- **Exercise data**
___

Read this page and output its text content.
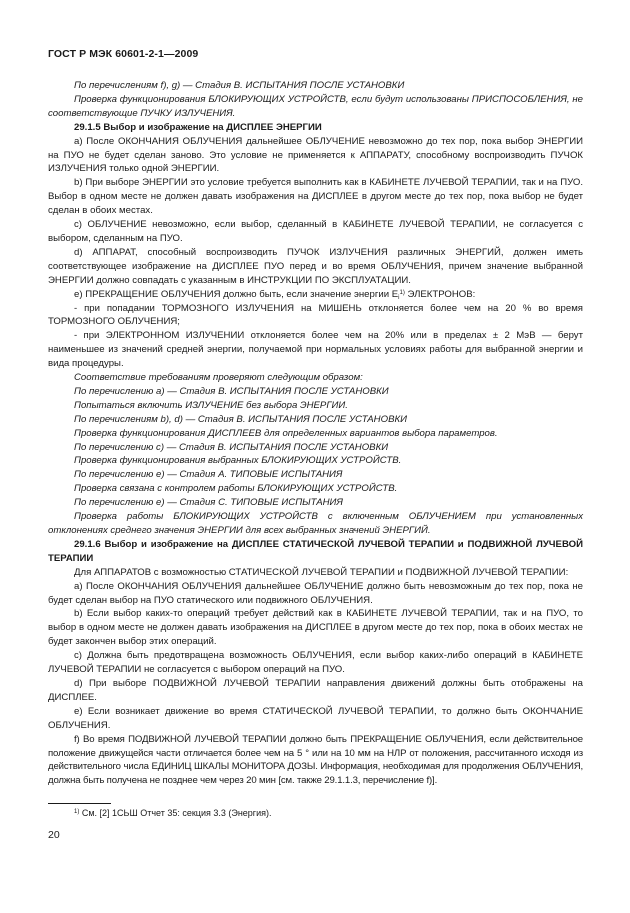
ГОСТ Р МЭК 60601-2-1—2009

По перечислениям f), g) — Стадия В. ИСПЫТАНИЯ ПОСЛЕ УСТАНОВКИ

Проверка функционирования БЛОКИРУЮЩИХ УСТРОЙСТВ, если будут использованы ПРИСПОСОБЛЕНИЯ, не соответствующие ПУЧКУ ИЗЛУЧЕНИЯ.

29.1.5 Выбор и изображение на ДИСПЛЕЕ ЭНЕРГИИ

а) После ОКОНЧАНИЯ ОБЛУЧЕНИЯ дальнейшее ОБЛУЧЕНИЕ невозможно до тех пор, пока выбор ЭНЕРГИИ на ПУО не будет сделан заново. Это условие не применяется к АППАРАТУ, способному воспроизводить ПУЧОК ИЗЛУЧЕНИЯ только одной ЭНЕРГИИ.

b) При выборе ЭНЕРГИИ это условие требуется выполнить как в КАБИНЕТЕ ЛУЧЕВОЙ ТЕРАПИИ, так и на ПУО. Выбор в одном месте не должен давать изображения на ДИСПЛЕЕ в другом месте до тех пор, пока выбор не будет сделан в обоих местах.

с) ОБЛУЧЕНИЕ невозможно, если выбор, сделанный в КАБИНЕТЕ ЛУЧЕВОЙ ТЕРАПИИ, не согласуется с выбором, сделанным на ПУО.

d) АППАРАТ, способный воспроизводить ПУЧОК ИЗЛУЧЕНИЯ различных ЭНЕРГИЙ, должен иметь соответствующее изображение на ДИСПЛЕЕ ПУО перед и во время ОБЛУЧЕНИЯ, причем значение выбранной ЭНЕРГИИ должно совпадать с указанным в ИНСТРУКЦИИ ПО ЭКСПЛУАТАЦИИ.

е) ПРЕКРАЩЕНИЕ ОБЛУЧЕНИЯ должно быть, если значение энергии $E_i^{1)}$ ЭЛЕКТРОНОВ:

- при попадании ТОРМОЗНОГО ИЗЛУЧЕНИЯ на МИШЕНЬ отклоняется более чем на 20 % во время ТОРМОЗНОГО ОБЛУЧЕНИЯ;

- при ЭЛЕКТРОННОМ ИЗЛУЧЕНИИ отклоняется более чем на 20% или в пределах ± 2 МэВ — берут наименьшее из значений средней энергии, получаемой при нормальных условиях работы для выбранной энергии и вида процедуры.

Соответствие требованиям проверяют следующим образом:

По перечислению а) — Стадия В. ИСПЫТАНИЯ ПОСЛЕ УСТАНОВКИ

Попытаться включить ИЗЛУЧЕНИЕ без выбора ЭНЕРГИИ.

По перечислениям b), d) — Стадия В. ИСПЫТАНИЯ ПОСЛЕ УСТАНОВКИ

Проверка функционирования ДИСПЛЕЕВ для определенных вариантов выбора параметров.

По перечислению с) — Стадия В. ИСПЫТАНИЯ ПОСЛЕ УСТАНОВКИ

Проверка функционирования выбранных БЛОКИРУЮЩИХ УСТРОЙСТВ.

По перечислению е) — Стадия А. ТИПОВЫЕ ИСПЫТАНИЯ

Проверка связана с контролем работы БЛОКИРУЮЩИХ УСТРОЙСТВ.

По перечислению е) — Стадия С. ТИПОВЫЕ ИСПЫТАНИЯ

Проверка работы БЛОКИРУЮЩИХ УСТРОЙСТВ с включенным ОБЛУЧЕНИЕМ при установленных отклонениях среднего значения ЭНЕРГИИ для всех выбранных значений ЭНЕРГИЙ.

29.1.6 Выбор и изображение на ДИСПЛЕЕ СТАТИЧЕСКОЙ ЛУЧЕВОЙ ТЕРАПИИ и ПОДВИЖНОЙ ЛУЧЕВОЙ ТЕРАПИИ

Для АППАРАТОВ с возможностью СТАТИЧЕСКОЙ ЛУЧЕВОЙ ТЕРАПИИ и ПОДВИЖНОЙ ЛУЧЕВОЙ ТЕРАПИИ:

а) После ОКОНЧАНИЯ ОБЛУЧЕНИЯ дальнейшее ОБЛУЧЕНИЕ должно быть невозможным до тех пор, пока не будет сделан выбор на ПУО статического или подвижного ОБЛУЧЕНИЯ.

b) Если выбор каких-то операций требует действий как в КАБИНЕТЕ ЛУЧЕВОЙ ТЕРАПИИ, так и на ПУО, то выбор в одном месте не должен давать изображения на ДИСПЛЕЕ в другом месте до тех пор, пока в обоих местах не будет закончен выбор этих операций.

с) Должна быть предотвращена возможность ОБЛУЧЕНИЯ, если выбор каких-либо операций в КАБИНЕТЕ ЛУЧЕВОЙ ТЕРАПИИ не согласуется с выбором операций на ПУО.

d) При выборе ПОДВИЖНОЙ ЛУЧЕВОЙ ТЕРАПИИ направления движений должны быть отображены на ДИСПЛЕЕ.

е) Если возникает движение во время СТАТИЧЕСКОЙ ЛУЧЕВОЙ ТЕРАПИИ, то должно быть ОКОНЧАНИЕ ОБЛУЧЕНИЯ.

f) Во время ПОДВИЖНОЙ ЛУЧЕВОЙ ТЕРАПИИ должно быть ПРЕКРАЩЕНИЕ ОБЛУЧЕНИЯ, если действительное положение движущейся части отличается более чем на 5 ° или на 10 мм на НЛР от положения, рассчитанного исходя из действительного числа ЕДИНИЦ ШКАЛЫ МОНИТОРА ДОЗЫ. Информация, необходимая для продолжения ОБЛУЧЕНИЯ, должна быть получена не позднее чем через 20 мин [см. также 29.1.1.3, перечисление f)].

$^{1)}$ См. [2] 1СЬШ Отчет 35: секция 3.3 (Энергия).
20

___

- **Short task**
Using the listing above, return all lines where the word "одном" occurs.

- **Exercise solution**
b) При выборе ЭНЕРГИИ это условие требуется выполнить как в КАБИНЕТЕ ЛУЧЕВОЙ ТЕРАПИИ, так и на ПУО. Выбор в одном месте не должен давать изображения на ДИСПЛЕЕ в другом месте до тех пор, пока выбор не будет сделан в обоих местах.
b) Если выбор каких-то операций требует действий как в КАБИНЕТЕ ЛУЧЕВОЙ ТЕРАПИИ, так и на ПУО, то выбор в одном месте не должен давать изображения на ДИСПЛЕЕ в другом месте до тех пор, пока в обоих местах не будет закончен выбор этих операций.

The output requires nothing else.